=== WORK TO COMPLETE ===
Lines that contain the string "around" are to be copied; leave out all others.

(Data records)
════════
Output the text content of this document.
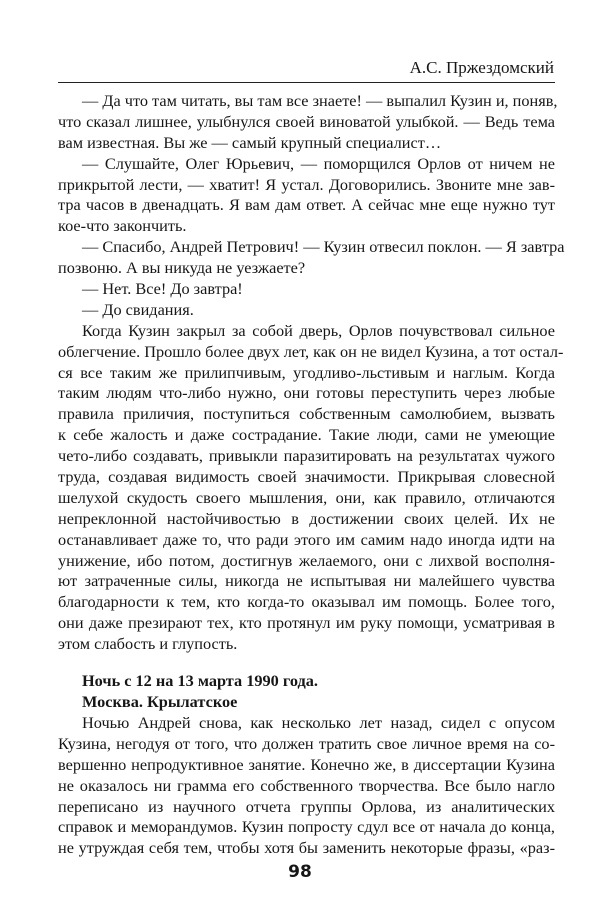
А.С. Пржездомский
— Да что там читать, вы там все знаете! — выпалил Кузин и, поняв,
что сказал лишнее, улыбнулся своей виноватой улыбкой. — Ведь тема
вам известная. Вы же — самый крупный специалист…
— Слушайте, Олег Юрьевич, — поморщился Орлов от ничем не
прикрытой лести, — хватит! Я устал. Договорились. Звоните мне зав-
тра часов в двенадцать. Я вам дам ответ. А сейчас мне еще нужно тут
кое-что закончить.
— Спасибо, Андрей Петрович! — Кузин отвесил поклон. — Я завтра
позвоню. А вы никуда не уезжаете?
— Нет. Все! До завтра!
— До свидания.
Когда Кузин закрыл за собой дверь, Орлов почувствовал сильное
облегчение. Прошло более двух лет, как он не видел Кузина, а тот остал-
ся все таким же прилипчивым, угодливо-льстивым и наглым. Когда
таким людям что-либо нужно, они готовы переступить через любые
правила приличия, поступиться собственным самолюбием, вызвать
к себе жалость и даже сострадание. Такие люди, сами не умеющие
чето-либо создавать, привыкли паразитировать на результатах чужого
труда, создавая видимость своей значимости. Прикрывая словесной
шелухой скудость своего мышления, они, как правило, отличаются
непреклонной настойчивостью в достижении своих целей. Их не
останавливает даже то, что ради этого им самим надо иногда идти на
унижение, ибо потом, достигнув желаемого, они с лихвой восполня-
ют затраченные силы, никогда не испытывая ни малейшего чувства
благодарности к тем, кто когда-то оказывал им помощь. Более того,
они даже презирают тех, кто протянул им руку помощи, усматривая в
этом слабость и глупость.
Ночь с 12 на 13 марта 1990 года.
Москва. Крылатское
Ночью Андрей снова, как несколько лет назад, сидел с опусом
Кузина, негодуя от того, что должен тратить свое личное время на со-
вершенно непродуктивное занятие. Конечно же, в диссертации Кузина
не оказалось ни грамма его собственного творчества. Все было нагло
переписано из научного отчета группы Орлова, из аналитических
справок и меморандумов. Кузин попросту сдул все от начала до конца,
не утруждая себя тем, чтобы хотя бы заменить некоторые фразы, «раз-
98
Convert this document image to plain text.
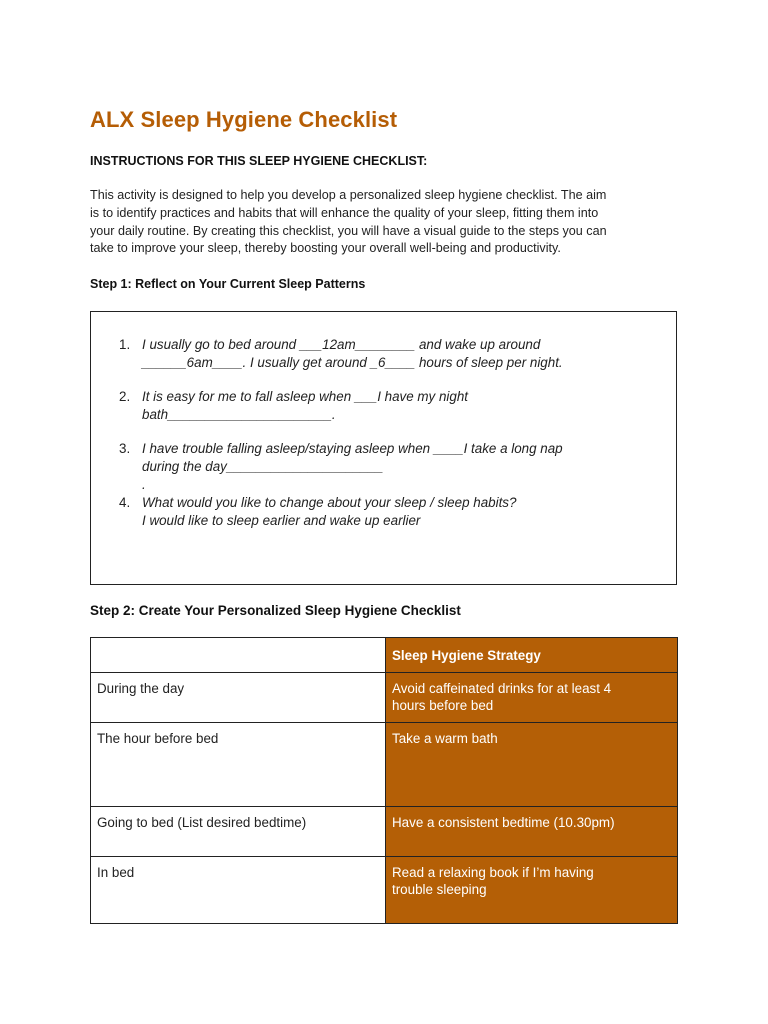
ALX Sleep Hygiene Checklist

INSTRUCTIONS FOR THIS SLEEP HYGIENE CHECKLIST:

This activity is designed to help you develop a personalized sleep hygiene checklist. The aim
is to identify practices and habits that will enhance the quality of your sleep, fitting them into
your daily routine. By creating this checklist, you will have a visual guide to the steps you can
take to improve your sleep, thereby boosting your overall well-being and productivity.

Step 1: Reflect on Your Current Sleep Patterns

1. I usually go to bed around ___12am________ and wake up around
______6am____. I usually get around _6____ hours of sleep per night.
2. It is easy for me to fall asleep when ___I have my night
bath______________________.
3. I have trouble falling asleep/staying asleep when ____I take a long nap
during the day_____________________
.
4. What would you like to change about your sleep / sleep habits?
I would like to sleep earlier and wake up earlier

Step 2: Create Your Personalized Sleep Hygiene Checklist

	Sleep Hygiene Strategy
During the day	Avoid caffeinated drinks for at least 4
hours before bed
The hour before bed	Take a warm bath
Going to bed (List desired bedtime)	Have a consistent bedtime (10.30pm)
In bed	Read a relaxing book if I’m having
trouble sleeping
════════
=== SOLUTION TO THIS EXERCISE ===
1. I usually go to bed around ___12am________ and wake up around
______6am____. I usually get around _6____ hours of sleep per night.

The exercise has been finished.